◆ ENTRIES SHOWN ◆

━━━━━━

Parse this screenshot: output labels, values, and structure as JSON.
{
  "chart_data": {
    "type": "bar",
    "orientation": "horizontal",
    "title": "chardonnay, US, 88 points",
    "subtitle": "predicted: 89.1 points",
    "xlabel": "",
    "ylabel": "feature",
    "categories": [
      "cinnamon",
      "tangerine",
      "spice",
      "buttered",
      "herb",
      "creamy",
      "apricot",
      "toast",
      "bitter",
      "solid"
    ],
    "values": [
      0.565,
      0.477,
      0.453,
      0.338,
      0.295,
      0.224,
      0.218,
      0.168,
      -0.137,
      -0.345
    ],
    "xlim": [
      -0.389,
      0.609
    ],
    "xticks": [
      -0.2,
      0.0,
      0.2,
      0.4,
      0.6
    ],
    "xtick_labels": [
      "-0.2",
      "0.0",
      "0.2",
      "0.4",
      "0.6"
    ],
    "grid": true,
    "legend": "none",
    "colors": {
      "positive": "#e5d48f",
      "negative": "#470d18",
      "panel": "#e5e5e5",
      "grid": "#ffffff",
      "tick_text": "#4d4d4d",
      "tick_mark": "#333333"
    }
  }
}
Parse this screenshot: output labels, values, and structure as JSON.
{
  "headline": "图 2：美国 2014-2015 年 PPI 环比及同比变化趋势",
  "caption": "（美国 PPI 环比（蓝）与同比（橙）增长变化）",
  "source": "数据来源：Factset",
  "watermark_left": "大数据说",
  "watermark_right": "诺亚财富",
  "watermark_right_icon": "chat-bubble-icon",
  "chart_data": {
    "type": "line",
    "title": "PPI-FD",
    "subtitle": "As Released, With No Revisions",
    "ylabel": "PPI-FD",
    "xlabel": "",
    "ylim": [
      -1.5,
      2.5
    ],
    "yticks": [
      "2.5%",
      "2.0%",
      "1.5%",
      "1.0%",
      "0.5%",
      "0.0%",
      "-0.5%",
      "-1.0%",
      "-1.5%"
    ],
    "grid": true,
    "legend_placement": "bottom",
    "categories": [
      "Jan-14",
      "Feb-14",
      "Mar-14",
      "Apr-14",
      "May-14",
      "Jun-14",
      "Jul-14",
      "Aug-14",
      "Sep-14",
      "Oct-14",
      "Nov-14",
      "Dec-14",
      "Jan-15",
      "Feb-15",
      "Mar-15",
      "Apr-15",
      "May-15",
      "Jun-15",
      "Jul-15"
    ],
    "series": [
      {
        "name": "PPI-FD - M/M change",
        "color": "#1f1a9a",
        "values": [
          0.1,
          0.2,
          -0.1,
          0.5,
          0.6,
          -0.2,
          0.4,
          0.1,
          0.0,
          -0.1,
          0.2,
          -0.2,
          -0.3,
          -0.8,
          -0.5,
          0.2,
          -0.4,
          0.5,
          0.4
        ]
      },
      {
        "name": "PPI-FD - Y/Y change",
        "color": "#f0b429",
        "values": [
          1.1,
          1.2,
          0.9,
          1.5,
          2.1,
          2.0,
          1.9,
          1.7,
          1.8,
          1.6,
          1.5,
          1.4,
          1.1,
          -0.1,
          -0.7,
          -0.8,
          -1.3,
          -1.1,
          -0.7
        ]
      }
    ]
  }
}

━━━━━━

◆ WORK INSTRUCTIONS ◆
All lines in the data that contain the word "subtitle" should be copied.

◆ RESULT BELOW ◆
    "subtitle": "predicted: 89.1 points",
    "subtitle": "As Released, With No Revisions",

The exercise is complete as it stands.